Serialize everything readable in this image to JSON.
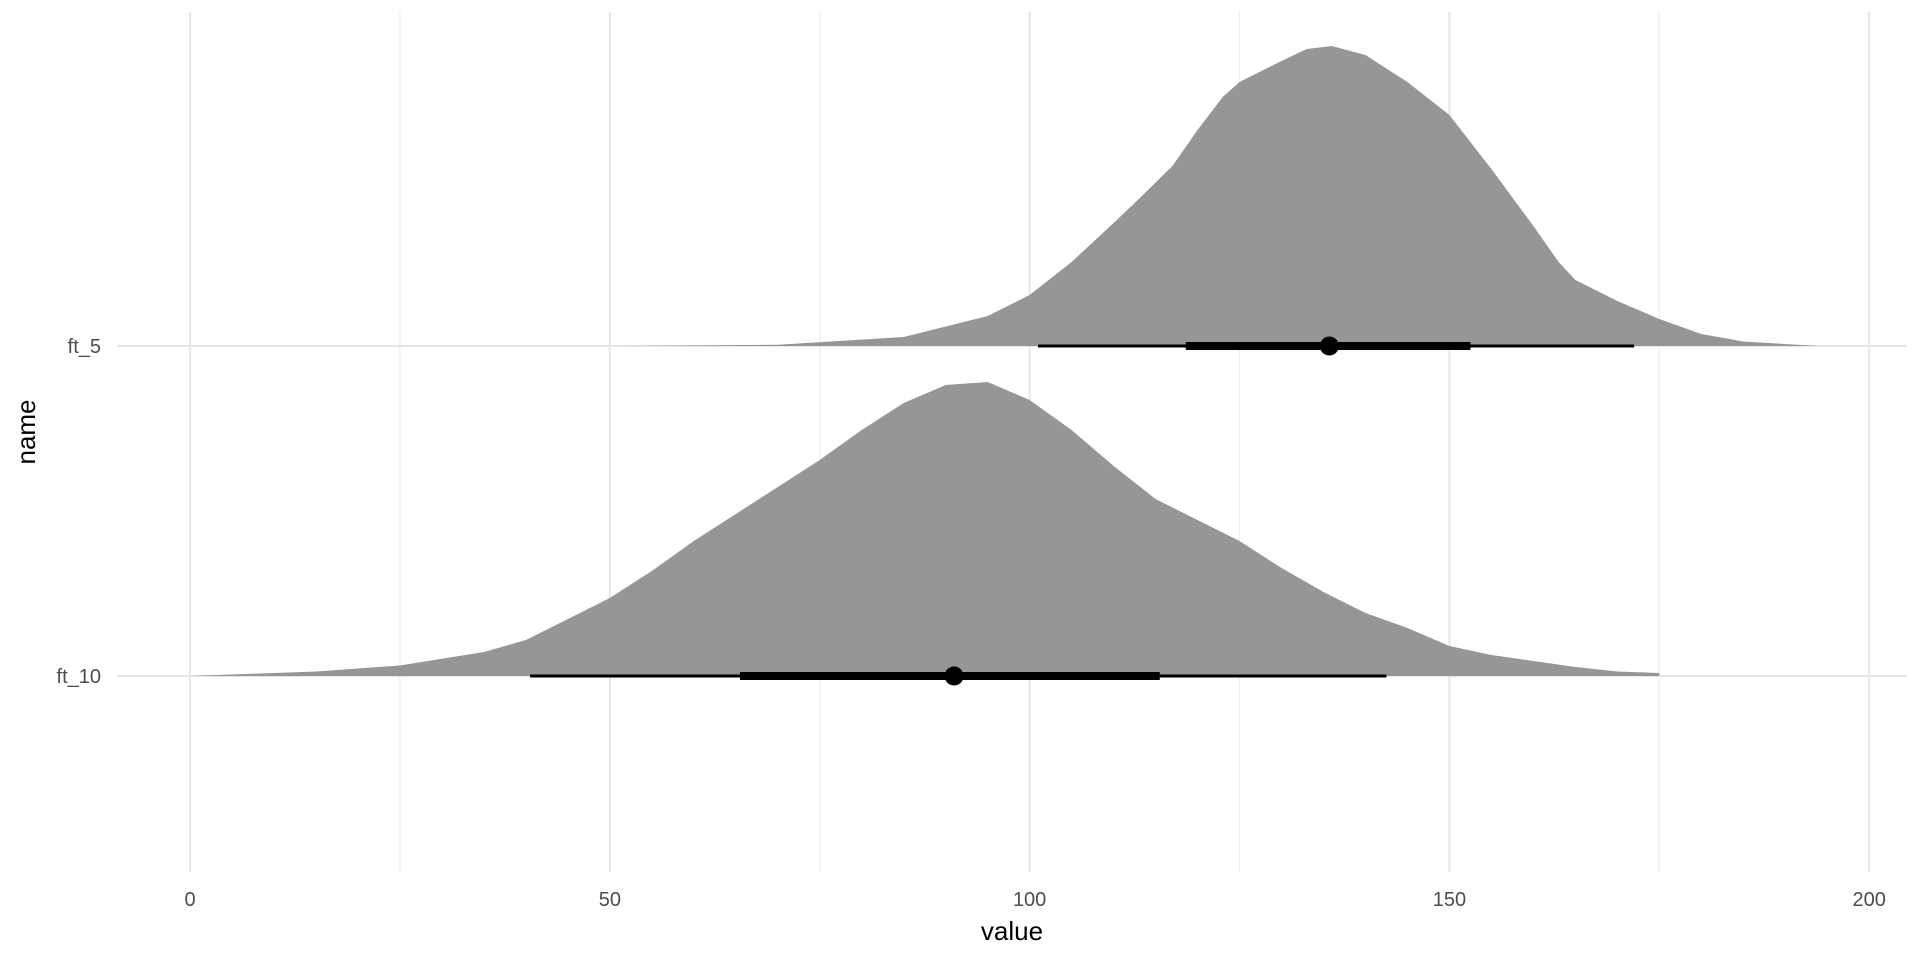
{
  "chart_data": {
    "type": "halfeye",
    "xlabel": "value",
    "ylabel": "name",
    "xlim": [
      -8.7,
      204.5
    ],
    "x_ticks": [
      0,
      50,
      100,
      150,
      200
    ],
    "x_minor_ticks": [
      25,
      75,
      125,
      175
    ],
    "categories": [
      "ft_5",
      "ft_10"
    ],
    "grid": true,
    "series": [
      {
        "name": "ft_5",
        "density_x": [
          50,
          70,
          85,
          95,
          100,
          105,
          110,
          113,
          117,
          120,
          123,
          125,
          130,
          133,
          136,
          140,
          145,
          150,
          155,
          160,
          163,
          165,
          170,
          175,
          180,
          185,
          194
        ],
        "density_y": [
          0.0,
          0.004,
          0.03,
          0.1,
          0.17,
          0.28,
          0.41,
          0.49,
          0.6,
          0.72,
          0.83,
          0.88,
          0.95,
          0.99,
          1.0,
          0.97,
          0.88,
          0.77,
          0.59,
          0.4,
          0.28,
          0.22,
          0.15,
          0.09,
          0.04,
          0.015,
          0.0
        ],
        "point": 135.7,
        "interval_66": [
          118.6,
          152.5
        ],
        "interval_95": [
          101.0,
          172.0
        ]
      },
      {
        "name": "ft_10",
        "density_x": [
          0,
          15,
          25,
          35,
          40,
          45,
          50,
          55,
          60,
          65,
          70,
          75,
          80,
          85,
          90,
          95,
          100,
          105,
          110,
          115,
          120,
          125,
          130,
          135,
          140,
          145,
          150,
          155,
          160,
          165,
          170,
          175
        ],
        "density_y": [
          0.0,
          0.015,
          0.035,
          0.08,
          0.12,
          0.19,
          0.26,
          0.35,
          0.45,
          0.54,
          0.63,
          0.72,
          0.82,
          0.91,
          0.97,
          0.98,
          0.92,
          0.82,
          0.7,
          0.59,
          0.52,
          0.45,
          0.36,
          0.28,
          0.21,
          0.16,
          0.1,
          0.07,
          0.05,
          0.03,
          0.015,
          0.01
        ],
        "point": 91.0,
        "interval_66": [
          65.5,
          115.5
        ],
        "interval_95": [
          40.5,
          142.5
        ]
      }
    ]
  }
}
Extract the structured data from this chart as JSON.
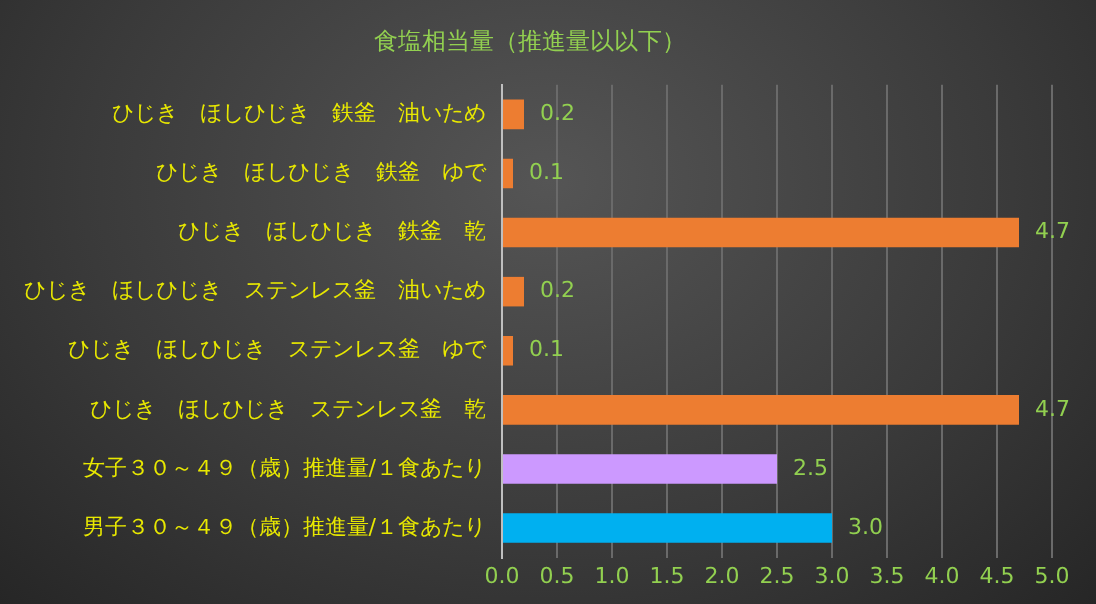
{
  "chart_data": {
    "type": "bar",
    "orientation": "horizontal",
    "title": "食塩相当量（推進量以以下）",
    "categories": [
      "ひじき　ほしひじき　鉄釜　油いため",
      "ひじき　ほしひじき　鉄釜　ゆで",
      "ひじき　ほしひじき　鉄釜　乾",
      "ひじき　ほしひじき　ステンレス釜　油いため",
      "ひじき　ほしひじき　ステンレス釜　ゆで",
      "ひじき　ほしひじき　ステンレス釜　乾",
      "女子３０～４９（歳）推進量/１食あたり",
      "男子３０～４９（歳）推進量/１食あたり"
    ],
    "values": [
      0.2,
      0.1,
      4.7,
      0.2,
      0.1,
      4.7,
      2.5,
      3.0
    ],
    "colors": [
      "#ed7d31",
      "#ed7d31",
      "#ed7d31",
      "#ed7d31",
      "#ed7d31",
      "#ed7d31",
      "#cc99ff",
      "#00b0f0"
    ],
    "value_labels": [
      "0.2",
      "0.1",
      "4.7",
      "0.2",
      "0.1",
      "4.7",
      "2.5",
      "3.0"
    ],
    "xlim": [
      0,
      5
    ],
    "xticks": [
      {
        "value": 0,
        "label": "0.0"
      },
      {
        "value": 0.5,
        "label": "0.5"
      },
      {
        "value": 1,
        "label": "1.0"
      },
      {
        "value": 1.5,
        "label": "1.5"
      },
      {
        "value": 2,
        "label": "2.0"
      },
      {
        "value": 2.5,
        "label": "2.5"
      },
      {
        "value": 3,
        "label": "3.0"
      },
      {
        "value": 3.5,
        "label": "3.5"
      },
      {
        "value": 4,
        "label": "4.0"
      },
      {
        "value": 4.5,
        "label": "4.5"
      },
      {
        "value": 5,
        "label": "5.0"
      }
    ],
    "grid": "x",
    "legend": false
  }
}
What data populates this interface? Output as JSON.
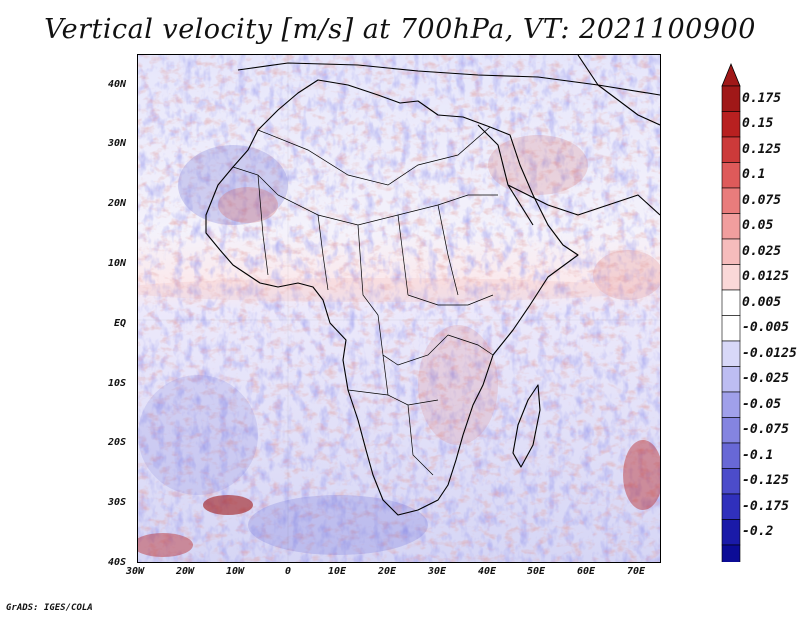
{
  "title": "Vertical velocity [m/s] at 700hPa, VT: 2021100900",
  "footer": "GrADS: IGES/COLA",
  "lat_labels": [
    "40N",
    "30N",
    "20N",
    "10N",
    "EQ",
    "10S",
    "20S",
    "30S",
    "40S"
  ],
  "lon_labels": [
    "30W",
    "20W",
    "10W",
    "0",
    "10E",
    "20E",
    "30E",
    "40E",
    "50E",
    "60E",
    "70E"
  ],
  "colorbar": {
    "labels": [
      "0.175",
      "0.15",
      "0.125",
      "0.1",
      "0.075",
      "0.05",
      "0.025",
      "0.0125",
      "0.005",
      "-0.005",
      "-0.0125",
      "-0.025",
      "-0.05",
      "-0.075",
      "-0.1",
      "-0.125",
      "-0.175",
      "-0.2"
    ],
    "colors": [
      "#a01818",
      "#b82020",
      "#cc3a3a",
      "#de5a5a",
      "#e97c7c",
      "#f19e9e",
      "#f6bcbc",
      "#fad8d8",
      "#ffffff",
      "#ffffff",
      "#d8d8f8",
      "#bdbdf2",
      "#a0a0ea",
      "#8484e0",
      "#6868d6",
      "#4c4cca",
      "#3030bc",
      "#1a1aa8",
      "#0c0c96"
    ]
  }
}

□ □ □ □ □ □ □

* [Directions]: Omit the pictures. Transcribe every record exactly.

* [Response]:
Serialize everything readable in this image to JSON.
{
  "chart_data": {
    "type": "halfeye",
    "xlabel": "value",
    "ylabel": "name",
    "xlim": [
      -8.7,
      204.5
    ],
    "x_ticks": [
      0,
      50,
      100,
      150,
      200
    ],
    "x_minor_ticks": [
      25,
      75,
      125,
      175
    ],
    "categories": [
      "ft_5",
      "ft_10"
    ],
    "grid": true,
    "series": [
      {
        "name": "ft_5",
        "density_x": [
          50,
          70,
          85,
          95,
          100,
          105,
          110,
          113,
          117,
          120,
          123,
          125,
          130,
          133,
          136,
          140,
          145,
          150,
          155,
          160,
          163,
          165,
          170,
          175,
          180,
          185,
          194
        ],
        "density_y": [
          0.0,
          0.004,
          0.03,
          0.1,
          0.17,
          0.28,
          0.41,
          0.49,
          0.6,
          0.72,
          0.83,
          0.88,
          0.95,
          0.99,
          1.0,
          0.97,
          0.88,
          0.77,
          0.59,
          0.4,
          0.28,
          0.22,
          0.15,
          0.09,
          0.04,
          0.015,
          0.0
        ],
        "point": 135.7,
        "interval_66": [
          118.6,
          152.5
        ],
        "interval_95": [
          101.0,
          172.0
        ]
      },
      {
        "name": "ft_10",
        "density_x": [
          0,
          15,
          25,
          35,
          40,
          45,
          50,
          55,
          60,
          65,
          70,
          75,
          80,
          85,
          90,
          95,
          100,
          105,
          110,
          115,
          120,
          125,
          130,
          135,
          140,
          145,
          150,
          155,
          160,
          165,
          170,
          175
        ],
        "density_y": [
          0.0,
          0.015,
          0.035,
          0.08,
          0.12,
          0.19,
          0.26,
          0.35,
          0.45,
          0.54,
          0.63,
          0.72,
          0.82,
          0.91,
          0.97,
          0.98,
          0.92,
          0.82,
          0.7,
          0.59,
          0.52,
          0.45,
          0.36,
          0.28,
          0.21,
          0.16,
          0.1,
          0.07,
          0.05,
          0.03,
          0.015,
          0.01
        ],
        "point": 91.0,
        "interval_66": [
          65.5,
          115.5
        ],
        "interval_95": [
          40.5,
          142.5
        ]
      }
    ]
  }
}
Extract the structured data from this chart as JSON.
{
  "chart_data": {
    "type": "bar",
    "orientation": "horizontal",
    "title": "食塩相当量（推進量以以下）",
    "categories": [
      "ひじき　ほしひじき　鉄釜　油いため",
      "ひじき　ほしひじき　鉄釜　ゆで",
      "ひじき　ほしひじき　鉄釜　乾",
      "ひじき　ほしひじき　ステンレス釜　油いため",
      "ひじき　ほしひじき　ステンレス釜　ゆで",
      "ひじき　ほしひじき　ステンレス釜　乾",
      "女子３０～４９（歳）推進量/１食あたり",
      "男子３０～４９（歳）推進量/１食あたり"
    ],
    "values": [
      0.2,
      0.1,
      4.7,
      0.2,
      0.1,
      4.7,
      2.5,
      3.0
    ],
    "colors": [
      "#ed7d31",
      "#ed7d31",
      "#ed7d31",
      "#ed7d31",
      "#ed7d31",
      "#ed7d31",
      "#cc99ff",
      "#00b0f0"
    ],
    "value_labels": [
      "0.2",
      "0.1",
      "4.7",
      "0.2",
      "0.1",
      "4.7",
      "2.5",
      "3.0"
    ],
    "xlim": [
      0,
      5
    ],
    "xticks": [
      {
        "value": 0,
        "label": "0.0"
      },
      {
        "value": 0.5,
        "label": "0.5"
      },
      {
        "value": 1,
        "label": "1.0"
      },
      {
        "value": 1.5,
        "label": "1.5"
      },
      {
        "value": 2,
        "label": "2.0"
      },
      {
        "value": 2.5,
        "label": "2.5"
      },
      {
        "value": 3,
        "label": "3.0"
      },
      {
        "value": 3.5,
        "label": "3.5"
      },
      {
        "value": 4,
        "label": "4.0"
      },
      {
        "value": 4.5,
        "label": "4.5"
      },
      {
        "value": 5,
        "label": "5.0"
      }
    ],
    "grid": "x",
    "legend": false
  }
}
What data populates this interface? Output as JSON.
{
  "title": "Vertical velocity [m/s] at 700hPa, VT: 2021100900",
  "footer": "GrADS: IGES/COLA",
  "lat_labels": [
    "40N",
    "30N",
    "20N",
    "10N",
    "EQ",
    "10S",
    "20S",
    "30S",
    "40S"
  ],
  "lon_labels": [
    "30W",
    "20W",
    "10W",
    "0",
    "10E",
    "20E",
    "30E",
    "40E",
    "50E",
    "60E",
    "70E"
  ],
  "colorbar": {
    "labels": [
      "0.175",
      "0.15",
      "0.125",
      "0.1",
      "0.075",
      "0.05",
      "0.025",
      "0.0125",
      "0.005",
      "-0.005",
      "-0.0125",
      "-0.025",
      "-0.05",
      "-0.075",
      "-0.1",
      "-0.125",
      "-0.175",
      "-0.2"
    ],
    "colors": [
      "#a01818",
      "#b82020",
      "#cc3a3a",
      "#de5a5a",
      "#e97c7c",
      "#f19e9e",
      "#f6bcbc",
      "#fad8d8",
      "#ffffff",
      "#ffffff",
      "#d8d8f8",
      "#bdbdf2",
      "#a0a0ea",
      "#8484e0",
      "#6868d6",
      "#4c4cca",
      "#3030bc",
      "#1a1aa8",
      "#0c0c96"
    ]
  }
}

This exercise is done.